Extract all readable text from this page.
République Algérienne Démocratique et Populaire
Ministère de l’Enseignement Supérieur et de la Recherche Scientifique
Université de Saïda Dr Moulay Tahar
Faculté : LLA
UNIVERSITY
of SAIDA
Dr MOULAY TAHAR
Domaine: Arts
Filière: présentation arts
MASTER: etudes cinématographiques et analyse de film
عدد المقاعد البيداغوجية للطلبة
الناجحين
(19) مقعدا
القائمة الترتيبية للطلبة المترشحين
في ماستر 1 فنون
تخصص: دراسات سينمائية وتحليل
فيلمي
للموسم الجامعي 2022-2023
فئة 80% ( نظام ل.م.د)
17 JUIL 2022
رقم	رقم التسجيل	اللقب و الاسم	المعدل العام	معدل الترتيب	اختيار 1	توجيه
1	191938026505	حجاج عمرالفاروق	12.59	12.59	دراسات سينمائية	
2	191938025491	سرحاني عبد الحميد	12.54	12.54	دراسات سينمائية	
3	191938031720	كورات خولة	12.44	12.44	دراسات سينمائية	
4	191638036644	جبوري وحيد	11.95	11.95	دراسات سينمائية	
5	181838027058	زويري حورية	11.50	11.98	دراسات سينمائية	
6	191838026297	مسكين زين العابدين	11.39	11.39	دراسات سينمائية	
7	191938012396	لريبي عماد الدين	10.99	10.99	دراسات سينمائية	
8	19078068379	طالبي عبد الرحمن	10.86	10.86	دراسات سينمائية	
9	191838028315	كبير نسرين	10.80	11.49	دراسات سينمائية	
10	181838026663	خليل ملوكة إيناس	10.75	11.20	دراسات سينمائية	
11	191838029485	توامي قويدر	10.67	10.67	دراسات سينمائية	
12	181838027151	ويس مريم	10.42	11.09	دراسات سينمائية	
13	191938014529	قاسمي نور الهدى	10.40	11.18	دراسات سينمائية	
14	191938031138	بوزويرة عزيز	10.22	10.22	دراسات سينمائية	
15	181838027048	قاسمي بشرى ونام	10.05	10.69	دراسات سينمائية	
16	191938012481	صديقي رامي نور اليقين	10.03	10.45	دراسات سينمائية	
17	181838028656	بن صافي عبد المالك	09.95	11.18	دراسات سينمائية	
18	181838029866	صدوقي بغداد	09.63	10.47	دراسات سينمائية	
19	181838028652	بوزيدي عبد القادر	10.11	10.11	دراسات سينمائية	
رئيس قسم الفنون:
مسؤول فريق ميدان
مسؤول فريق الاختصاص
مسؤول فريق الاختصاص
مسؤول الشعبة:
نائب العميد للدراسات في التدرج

**GIVEN INSTRUCTION**
Pick out and copy the lines of the entries that hold the string "للطلبة".

**THE RESPONSE**
عدد المقاعد البيداغوجية للطلبة
القائمة الترتيبية للطلبة المترشحين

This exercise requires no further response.